>> Begin

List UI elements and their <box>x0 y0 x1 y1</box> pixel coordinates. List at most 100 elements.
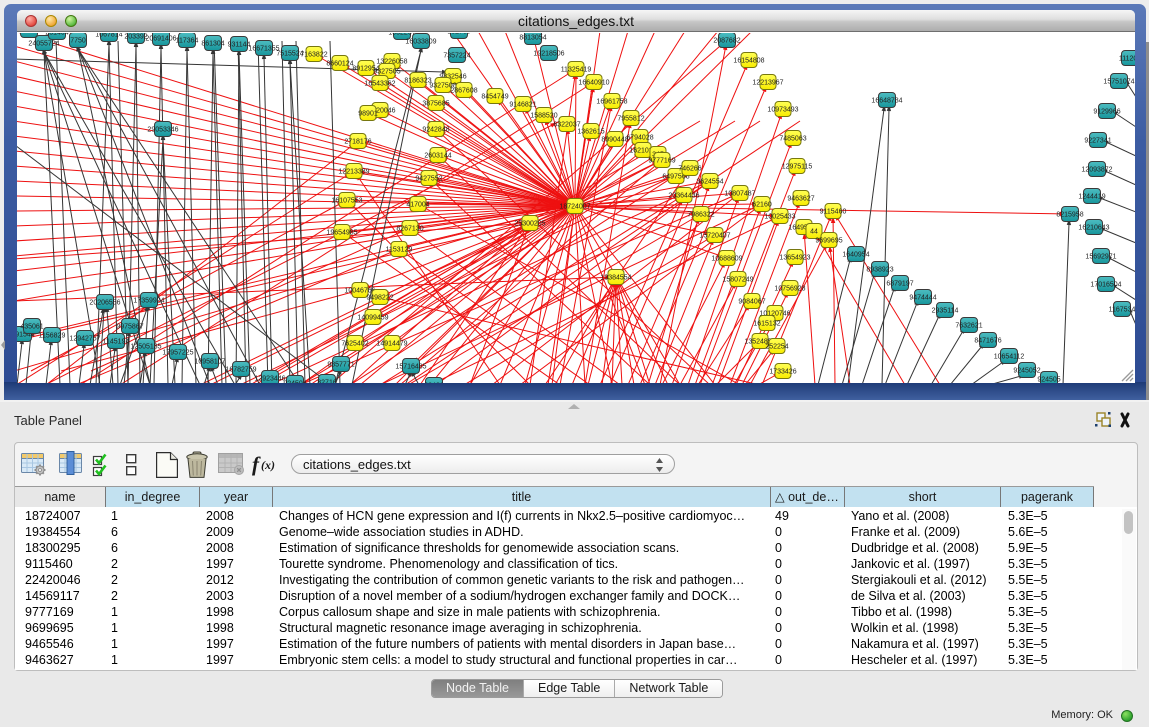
svg-text:16154808: 16154808 <box>733 58 764 65</box>
svg-text:20364436: 20364436 <box>668 193 699 200</box>
svg-text:44: 44 <box>810 229 818 236</box>
svg-text:8454749: 8454749 <box>481 94 508 101</box>
svg-text:10958107: 10958107 <box>194 359 225 366</box>
svg-text:1588520: 1588520 <box>530 113 557 120</box>
svg-text:10654112: 10654112 <box>994 354 1025 361</box>
svg-text:417004: 417004 <box>406 202 429 209</box>
svg-text:6879197: 6879197 <box>886 281 913 288</box>
svg-text:10046766: 10046766 <box>344 288 375 295</box>
svg-text:2718176: 2718176 <box>344 139 371 146</box>
svg-text:1067814: 1067814 <box>95 33 122 39</box>
svg-text:8471676: 8471676 <box>974 338 1001 345</box>
svg-text:17016504: 17016504 <box>1090 282 1121 289</box>
svg-text:16648784: 16648784 <box>871 98 902 105</box>
svg-text:8813054: 8813054 <box>519 35 546 42</box>
svg-text:2087682: 2087682 <box>713 38 740 45</box>
svg-text:924505: 924505 <box>1037 377 1060 384</box>
svg-text:15720407: 15720407 <box>699 233 730 240</box>
svg-text:19654985: 19654985 <box>326 230 357 237</box>
svg-text:6322037: 6322037 <box>553 122 580 129</box>
svg-text:8990448: 8990448 <box>601 137 628 144</box>
svg-text:9327505: 9327505 <box>373 69 400 76</box>
svg-text:25300205: 25300205 <box>514 221 545 228</box>
svg-text:9427552: 9427552 <box>415 176 442 183</box>
svg-text:62160: 62160 <box>752 202 772 209</box>
svg-text:16033809: 16033809 <box>405 39 436 46</box>
svg-text:746266: 746266 <box>678 166 701 173</box>
svg-text:9084067: 9084067 <box>738 299 765 306</box>
svg-text:2867608: 2867608 <box>450 88 477 95</box>
svg-text:17957225: 17957225 <box>162 350 193 357</box>
svg-text:16782759: 16782759 <box>225 367 256 374</box>
svg-text:9245052: 9245052 <box>1013 368 1040 375</box>
svg-text:9699695: 9699695 <box>815 238 842 245</box>
svg-text:10688609: 10688609 <box>711 256 742 263</box>
svg-text:8215958: 8215958 <box>1056 212 1083 219</box>
svg-text:29053346: 29053346 <box>147 127 178 134</box>
svg-text:15692971: 15692971 <box>1085 254 1116 261</box>
svg-text:9498222: 9498222 <box>366 295 393 302</box>
svg-text:1640954: 1640954 <box>842 252 869 259</box>
svg-text:12975115: 12975115 <box>782 164 813 171</box>
svg-text:24055724: 24055724 <box>28 41 59 48</box>
svg-text:12213967: 12213967 <box>752 80 783 87</box>
svg-text:1733426: 1733426 <box>769 369 796 376</box>
svg-text:9115460: 9115460 <box>820 209 847 216</box>
svg-text:7357224: 7357224 <box>443 53 470 60</box>
svg-text:7485063: 7485063 <box>779 136 806 143</box>
svg-text:14914479: 14914479 <box>376 341 407 348</box>
svg-text:10807487: 10807487 <box>724 191 755 198</box>
svg-text:18724007: 18724007 <box>559 204 590 211</box>
svg-text:9227341: 9227341 <box>1084 138 1111 145</box>
svg-text:231404: 231404 <box>45 33 68 37</box>
svg-text:2935114: 2935114 <box>932 308 959 315</box>
svg-text:8267130: 8267130 <box>396 226 423 233</box>
svg-text:14099459: 14099459 <box>357 315 388 322</box>
svg-text:19384554: 19384554 <box>600 275 631 282</box>
svg-text:9463627: 9463627 <box>787 196 814 203</box>
svg-text:10973493: 10973493 <box>767 107 798 114</box>
svg-text:9975867: 9975867 <box>116 324 143 331</box>
svg-text:2603144: 2603144 <box>424 153 451 160</box>
svg-text:86431: 86431 <box>424 383 444 384</box>
svg-text:9146821: 9146821 <box>509 102 536 109</box>
svg-text:9857771: 9857771 <box>327 362 354 369</box>
svg-text:7632621: 7632621 <box>955 323 982 330</box>
svg-text:16107553: 16107553 <box>331 198 362 205</box>
svg-text:3624554: 3624554 <box>696 179 723 186</box>
svg-text:117364: 117364 <box>176 38 199 45</box>
svg-text:252254: 252254 <box>765 344 788 351</box>
svg-text:20691406: 20691406 <box>145 36 176 43</box>
svg-text:8938923: 8938923 <box>866 267 893 274</box>
svg-text:111204: 111204 <box>1119 56 1135 63</box>
svg-text:20206556: 20206556 <box>89 300 120 307</box>
svg-text:19218506: 19218506 <box>533 51 564 58</box>
svg-text:9129966: 9129966 <box>1093 109 1120 116</box>
svg-text:82716: 82716 <box>317 380 337 384</box>
svg-text:10025433: 10025433 <box>764 214 795 221</box>
svg-text:7955812: 7955812 <box>617 116 644 123</box>
svg-text:98901: 98901 <box>358 111 378 118</box>
svg-text:(x): (x) <box>261 458 275 472</box>
svg-text:16640910: 16640910 <box>578 80 609 87</box>
svg-text:1362615: 1362615 <box>577 129 604 136</box>
svg-text:7750: 7750 <box>70 38 86 45</box>
svg-text:12213389: 12213389 <box>338 169 369 176</box>
svg-text:16671355: 16671355 <box>248 46 279 53</box>
svg-text:16543362: 16543362 <box>364 81 395 88</box>
svg-text:8660124: 8660124 <box>326 61 353 68</box>
svg-text:1052267: 1052267 <box>388 33 415 37</box>
svg-text:15716485: 15716485 <box>395 364 426 371</box>
svg-text:9242848: 9242848 <box>422 127 449 134</box>
svg-text:203392: 203392 <box>124 34 147 41</box>
svg-text:1153129: 1153129 <box>386 247 413 254</box>
svg-text:15807249: 15807249 <box>722 277 753 284</box>
svg-text:1167534: 1167534 <box>1109 307 1135 314</box>
svg-text:12093872: 12093872 <box>1081 167 1112 174</box>
svg-text:16128: 16128 <box>19 33 39 35</box>
svg-text:7625402: 7625402 <box>341 341 368 348</box>
svg-text:16210643: 16210643 <box>1078 225 1109 232</box>
svg-text:7163822: 7163822 <box>300 52 327 59</box>
svg-text:11325419: 11325419 <box>561 67 592 74</box>
svg-text:12923446: 12923446 <box>254 376 285 383</box>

>> End

**TASK TO COMPLETE**:
Please rewrite the lines above with "pixel coordinates" swapped for "screen coordinates" and everything else unchanged, leaving out the pictures.

**SOLVED EXERCISE**:
List UI elements and their <box>x0 y0 x1 y1</box> screen coordinates. List at most 100 elements.
svg-text:16154808: 16154808 <box>733 58 764 65</box>
svg-text:20364436: 20364436 <box>668 193 699 200</box>
svg-text:44: 44 <box>810 229 818 236</box>
svg-text:8454749: 8454749 <box>481 94 508 101</box>
svg-text:10958107: 10958107 <box>194 359 225 366</box>
svg-text:1588520: 1588520 <box>530 113 557 120</box>
svg-text:10654112: 10654112 <box>994 354 1025 361</box>
svg-text:417004: 417004 <box>406 202 429 209</box>
svg-text:6879197: 6879197 <box>886 281 913 288</box>
svg-text:10046766: 10046766 <box>344 288 375 295</box>
svg-text:2718176: 2718176 <box>344 139 371 146</box>
svg-text:1067814: 1067814 <box>95 33 122 39</box>
svg-text:8471676: 8471676 <box>974 338 1001 345</box>
svg-text:17016504: 17016504 <box>1090 282 1121 289</box>
svg-text:16648784: 16648784 <box>871 98 902 105</box>
svg-text:8813054: 8813054 <box>519 35 546 42</box>
svg-text:2087682: 2087682 <box>713 38 740 45</box>
svg-text:924505: 924505 <box>1037 377 1060 384</box>
svg-text:15720407: 15720407 <box>699 233 730 240</box>
svg-text:19654985: 19654985 <box>326 230 357 237</box>
svg-text:6322037: 6322037 <box>553 122 580 129</box>
svg-text:8990448: 8990448 <box>601 137 628 144</box>
svg-text:9327505: 9327505 <box>373 69 400 76</box>
svg-text:25300205: 25300205 <box>514 221 545 228</box>
svg-text:9427552: 9427552 <box>415 176 442 183</box>
svg-text:62160: 62160 <box>752 202 772 209</box>
svg-text:16033809: 16033809 <box>405 39 436 46</box>
svg-text:746266: 746266 <box>678 166 701 173</box>
svg-text:9084067: 9084067 <box>738 299 765 306</box>
svg-text:2867608: 2867608 <box>450 88 477 95</box>
svg-text:17957225: 17957225 <box>162 350 193 357</box>
svg-text:16782759: 16782759 <box>225 367 256 374</box>
svg-text:9245052: 9245052 <box>1013 368 1040 375</box>
svg-text:9699695: 9699695 <box>815 238 842 245</box>
svg-text:10688609: 10688609 <box>711 256 742 263</box>
svg-text:8215958: 8215958 <box>1056 212 1083 219</box>
svg-text:29053346: 29053346 <box>147 127 178 134</box>
svg-text:15692971: 15692971 <box>1085 254 1116 261</box>
svg-text:9498222: 9498222 <box>366 295 393 302</box>
svg-text:1640954: 1640954 <box>842 252 869 259</box>
svg-text:12975115: 12975115 <box>782 164 813 171</box>
svg-text:24055724: 24055724 <box>28 41 59 48</box>
svg-text:12213967: 12213967 <box>752 80 783 87</box>
svg-text:1733426: 1733426 <box>769 369 796 376</box>
svg-text:9115460: 9115460 <box>820 209 847 216</box>
svg-text:7357224: 7357224 <box>443 53 470 60</box>
svg-text:7485063: 7485063 <box>779 136 806 143</box>
svg-text:14914479: 14914479 <box>376 341 407 348</box>
svg-text:10807487: 10807487 <box>724 191 755 198</box>
svg-text:18724007: 18724007 <box>559 204 590 211</box>
svg-text:9227341: 9227341 <box>1084 138 1111 145</box>
svg-text:231404: 231404 <box>45 33 68 37</box>
svg-text:2935114: 2935114 <box>932 308 959 315</box>
svg-text:8267130: 8267130 <box>396 226 423 233</box>
svg-text:14099459: 14099459 <box>357 315 388 322</box>
svg-text:19384554: 19384554 <box>600 275 631 282</box>
svg-text:9463627: 9463627 <box>787 196 814 203</box>
svg-text:10973493: 10973493 <box>767 107 798 114</box>
svg-text:9975867: 9975867 <box>116 324 143 331</box>
svg-text:2603144: 2603144 <box>424 153 451 160</box>
svg-text:86431: 86431 <box>424 383 444 384</box>
svg-text:9146821: 9146821 <box>509 102 536 109</box>
svg-text:9857771: 9857771 <box>327 362 354 369</box>
svg-text:7632621: 7632621 <box>955 323 982 330</box>
svg-text:16107553: 16107553 <box>331 198 362 205</box>
svg-text:3624554: 3624554 <box>696 179 723 186</box>
svg-text:117364: 117364 <box>176 38 199 45</box>
svg-text:252254: 252254 <box>765 344 788 351</box>
svg-text:20691406: 20691406 <box>145 36 176 43</box>
svg-text:8938923: 8938923 <box>866 267 893 274</box>
svg-text:111204: 111204 <box>1119 56 1135 63</box>
svg-text:20206556: 20206556 <box>89 300 120 307</box>
svg-text:19218506: 19218506 <box>533 51 564 58</box>
svg-text:9129966: 9129966 <box>1093 109 1120 116</box>
svg-text:82716: 82716 <box>317 380 337 384</box>
svg-text:10025433: 10025433 <box>764 214 795 221</box>
svg-text:7955812: 7955812 <box>617 116 644 123</box>
svg-text:98901: 98901 <box>358 111 378 118</box>
svg-text:(x): (x) <box>261 458 275 472</box>
svg-text:16640910: 16640910 <box>578 80 609 87</box>
svg-text:1362615: 1362615 <box>577 129 604 136</box>
svg-text:7750: 7750 <box>70 38 86 45</box>
svg-text:12213389: 12213389 <box>338 169 369 176</box>
svg-text:16671355: 16671355 <box>248 46 279 53</box>
svg-text:16543362: 16543362 <box>364 81 395 88</box>
svg-text:8660124: 8660124 <box>326 61 353 68</box>
svg-text:1052267: 1052267 <box>388 33 415 37</box>
svg-text:15716485: 15716485 <box>395 364 426 371</box>
svg-text:9242848: 9242848 <box>422 127 449 134</box>
svg-text:203392: 203392 <box>124 34 147 41</box>
svg-text:1153129: 1153129 <box>386 247 413 254</box>
svg-text:15807249: 15807249 <box>722 277 753 284</box>
svg-text:1167534: 1167534 <box>1109 307 1135 314</box>
svg-text:12093872: 12093872 <box>1081 167 1112 174</box>
svg-text:16128: 16128 <box>19 33 39 35</box>
svg-text:7625402: 7625402 <box>341 341 368 348</box>
svg-text:16210643: 16210643 <box>1078 225 1109 232</box>
svg-text:7163822: 7163822 <box>300 52 327 59</box>
svg-text:11325419: 11325419 <box>561 67 592 74</box>
svg-text:12923446: 12923446 <box>254 376 285 383</box>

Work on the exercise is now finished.